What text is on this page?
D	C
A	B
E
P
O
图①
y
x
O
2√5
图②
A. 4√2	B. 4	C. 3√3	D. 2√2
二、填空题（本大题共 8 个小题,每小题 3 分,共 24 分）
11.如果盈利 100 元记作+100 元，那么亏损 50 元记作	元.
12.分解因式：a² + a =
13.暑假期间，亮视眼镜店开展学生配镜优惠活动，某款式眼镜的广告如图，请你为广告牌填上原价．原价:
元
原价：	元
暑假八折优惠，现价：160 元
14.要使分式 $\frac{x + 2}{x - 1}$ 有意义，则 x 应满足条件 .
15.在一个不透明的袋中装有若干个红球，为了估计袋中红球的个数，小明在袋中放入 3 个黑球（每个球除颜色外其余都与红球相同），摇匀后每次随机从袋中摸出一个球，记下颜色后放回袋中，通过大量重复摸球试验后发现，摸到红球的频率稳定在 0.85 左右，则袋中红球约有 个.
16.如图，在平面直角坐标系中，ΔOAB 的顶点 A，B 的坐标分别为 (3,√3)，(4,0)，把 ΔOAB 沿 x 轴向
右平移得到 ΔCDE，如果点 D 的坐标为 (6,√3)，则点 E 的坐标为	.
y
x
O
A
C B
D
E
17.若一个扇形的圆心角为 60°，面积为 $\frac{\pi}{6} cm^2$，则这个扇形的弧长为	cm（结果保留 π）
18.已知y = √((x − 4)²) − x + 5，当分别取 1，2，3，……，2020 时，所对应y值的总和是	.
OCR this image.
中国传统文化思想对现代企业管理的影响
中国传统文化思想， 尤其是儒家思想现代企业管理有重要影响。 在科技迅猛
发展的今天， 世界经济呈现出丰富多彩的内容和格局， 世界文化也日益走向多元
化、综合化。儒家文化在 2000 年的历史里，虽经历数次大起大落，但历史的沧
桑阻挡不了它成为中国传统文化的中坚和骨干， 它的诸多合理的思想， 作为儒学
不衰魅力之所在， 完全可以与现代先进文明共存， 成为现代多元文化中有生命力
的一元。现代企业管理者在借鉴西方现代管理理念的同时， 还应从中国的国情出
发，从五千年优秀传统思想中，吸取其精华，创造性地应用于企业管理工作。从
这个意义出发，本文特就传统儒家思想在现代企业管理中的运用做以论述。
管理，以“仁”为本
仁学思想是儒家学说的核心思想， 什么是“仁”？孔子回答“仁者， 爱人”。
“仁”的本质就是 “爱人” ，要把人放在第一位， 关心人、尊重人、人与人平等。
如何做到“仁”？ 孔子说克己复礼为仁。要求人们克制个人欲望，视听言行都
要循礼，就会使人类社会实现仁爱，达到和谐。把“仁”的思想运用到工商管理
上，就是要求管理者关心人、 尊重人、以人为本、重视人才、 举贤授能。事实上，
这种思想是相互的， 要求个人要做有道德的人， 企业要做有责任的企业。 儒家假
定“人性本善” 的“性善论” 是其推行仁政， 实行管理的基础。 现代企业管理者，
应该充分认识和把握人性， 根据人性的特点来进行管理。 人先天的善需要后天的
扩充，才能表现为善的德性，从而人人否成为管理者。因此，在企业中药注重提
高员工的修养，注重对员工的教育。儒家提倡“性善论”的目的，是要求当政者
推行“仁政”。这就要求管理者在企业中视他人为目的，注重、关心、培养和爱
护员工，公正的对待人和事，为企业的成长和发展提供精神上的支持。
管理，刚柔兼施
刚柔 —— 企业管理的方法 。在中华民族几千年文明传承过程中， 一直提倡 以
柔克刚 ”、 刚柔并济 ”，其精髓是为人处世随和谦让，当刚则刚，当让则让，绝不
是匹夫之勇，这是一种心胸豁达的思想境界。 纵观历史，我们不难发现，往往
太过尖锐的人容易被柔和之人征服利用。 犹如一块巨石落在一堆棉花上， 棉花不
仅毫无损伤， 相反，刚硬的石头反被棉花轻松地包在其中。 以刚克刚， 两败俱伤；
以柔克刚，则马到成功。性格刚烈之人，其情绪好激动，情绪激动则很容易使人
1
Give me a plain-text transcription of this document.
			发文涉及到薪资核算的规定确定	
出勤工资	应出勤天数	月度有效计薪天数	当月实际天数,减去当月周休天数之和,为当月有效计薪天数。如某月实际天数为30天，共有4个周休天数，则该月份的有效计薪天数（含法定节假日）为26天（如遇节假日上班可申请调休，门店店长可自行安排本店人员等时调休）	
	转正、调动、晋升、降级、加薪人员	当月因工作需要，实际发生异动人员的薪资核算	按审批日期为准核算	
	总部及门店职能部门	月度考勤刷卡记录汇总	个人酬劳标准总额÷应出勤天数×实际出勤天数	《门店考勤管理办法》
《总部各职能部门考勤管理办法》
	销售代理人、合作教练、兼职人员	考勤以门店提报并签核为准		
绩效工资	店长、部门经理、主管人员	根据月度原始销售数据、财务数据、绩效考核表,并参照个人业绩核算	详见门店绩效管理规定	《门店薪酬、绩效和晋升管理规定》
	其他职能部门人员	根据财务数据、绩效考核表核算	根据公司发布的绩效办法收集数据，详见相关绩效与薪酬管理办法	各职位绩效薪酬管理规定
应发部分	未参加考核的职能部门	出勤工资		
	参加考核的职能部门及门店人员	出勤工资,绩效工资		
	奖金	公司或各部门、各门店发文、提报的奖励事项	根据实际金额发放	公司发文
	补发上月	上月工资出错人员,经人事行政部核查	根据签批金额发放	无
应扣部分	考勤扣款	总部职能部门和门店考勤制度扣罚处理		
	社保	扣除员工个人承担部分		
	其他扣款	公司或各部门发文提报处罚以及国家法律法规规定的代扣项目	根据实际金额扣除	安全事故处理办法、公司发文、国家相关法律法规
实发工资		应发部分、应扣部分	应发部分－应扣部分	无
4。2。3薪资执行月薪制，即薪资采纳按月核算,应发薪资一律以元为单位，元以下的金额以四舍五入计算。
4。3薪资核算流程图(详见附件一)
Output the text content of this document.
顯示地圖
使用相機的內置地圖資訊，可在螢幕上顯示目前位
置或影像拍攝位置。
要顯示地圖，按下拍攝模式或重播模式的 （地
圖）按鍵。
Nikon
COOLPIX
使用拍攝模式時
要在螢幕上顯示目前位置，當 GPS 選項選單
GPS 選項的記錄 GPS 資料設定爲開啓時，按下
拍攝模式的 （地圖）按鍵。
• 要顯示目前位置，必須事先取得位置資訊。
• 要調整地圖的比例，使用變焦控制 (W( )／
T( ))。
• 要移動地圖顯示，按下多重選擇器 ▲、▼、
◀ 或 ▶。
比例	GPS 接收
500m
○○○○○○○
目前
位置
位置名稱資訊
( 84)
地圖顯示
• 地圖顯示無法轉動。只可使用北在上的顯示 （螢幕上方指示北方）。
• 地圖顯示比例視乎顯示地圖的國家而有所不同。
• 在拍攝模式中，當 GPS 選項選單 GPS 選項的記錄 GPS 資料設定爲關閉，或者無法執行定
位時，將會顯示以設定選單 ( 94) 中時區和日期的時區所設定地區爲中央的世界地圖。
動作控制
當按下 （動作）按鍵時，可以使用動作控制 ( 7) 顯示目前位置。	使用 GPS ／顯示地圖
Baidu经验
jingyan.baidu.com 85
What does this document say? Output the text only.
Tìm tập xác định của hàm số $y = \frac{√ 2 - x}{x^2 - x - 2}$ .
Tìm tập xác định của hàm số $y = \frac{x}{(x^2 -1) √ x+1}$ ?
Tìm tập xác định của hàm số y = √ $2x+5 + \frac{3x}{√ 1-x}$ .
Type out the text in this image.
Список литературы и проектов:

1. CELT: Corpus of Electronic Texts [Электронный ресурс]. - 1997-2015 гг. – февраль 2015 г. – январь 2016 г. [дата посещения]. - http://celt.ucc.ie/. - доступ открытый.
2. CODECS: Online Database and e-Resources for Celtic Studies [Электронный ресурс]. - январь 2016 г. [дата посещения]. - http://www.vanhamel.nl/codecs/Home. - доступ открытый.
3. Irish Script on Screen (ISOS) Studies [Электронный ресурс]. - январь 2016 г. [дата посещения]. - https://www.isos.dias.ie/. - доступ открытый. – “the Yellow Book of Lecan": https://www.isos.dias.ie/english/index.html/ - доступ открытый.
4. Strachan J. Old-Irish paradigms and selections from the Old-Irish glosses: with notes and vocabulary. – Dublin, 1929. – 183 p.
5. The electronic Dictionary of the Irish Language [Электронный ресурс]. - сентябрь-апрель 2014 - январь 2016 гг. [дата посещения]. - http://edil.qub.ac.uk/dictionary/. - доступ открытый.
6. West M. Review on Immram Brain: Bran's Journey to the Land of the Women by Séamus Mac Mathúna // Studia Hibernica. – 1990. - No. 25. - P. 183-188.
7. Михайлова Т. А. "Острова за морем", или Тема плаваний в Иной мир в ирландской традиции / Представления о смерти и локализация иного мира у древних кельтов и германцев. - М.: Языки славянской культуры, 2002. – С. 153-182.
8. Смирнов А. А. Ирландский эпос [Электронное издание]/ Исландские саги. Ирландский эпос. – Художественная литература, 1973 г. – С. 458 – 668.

■ ■ ■ ■ ■ ■ ■

• _DESCRIPTION OF THE TASK_
Please list every line of the records that contains "январь".

• _COMPLETE ANSWER_
1. CELT: Corpus of Electronic Texts [Электронный ресурс]. - 1997-2015 гг. – февраль 2015 г. – январь 2016 г. [дата посещения]. - http://celt.ucc.ie/. - доступ открытый.
2. CODECS: Online Database and e-Resources for Celtic Studies [Электронный ресурс]. - январь 2016 г. [дата посещения]. - http://www.vanhamel.nl/codecs/Home. - доступ открытый.
3. Irish Script on Screen (ISOS) Studies [Электронный ресурс]. - январь 2016 г. [дата посещения]. - https://www.isos.dias.ie/. - доступ открытый. – “the Yellow Book of Lecan": https://www.isos.dias.ie/english/index.html/ - доступ открытый.
5. The electronic Dictionary of the Irish Language [Электронный ресурс]. - сентябрь-апрель 2014 - январь 2016 гг. [дата посещения]. - http://edil.qub.ac.uk/dictionary/. - доступ открытый.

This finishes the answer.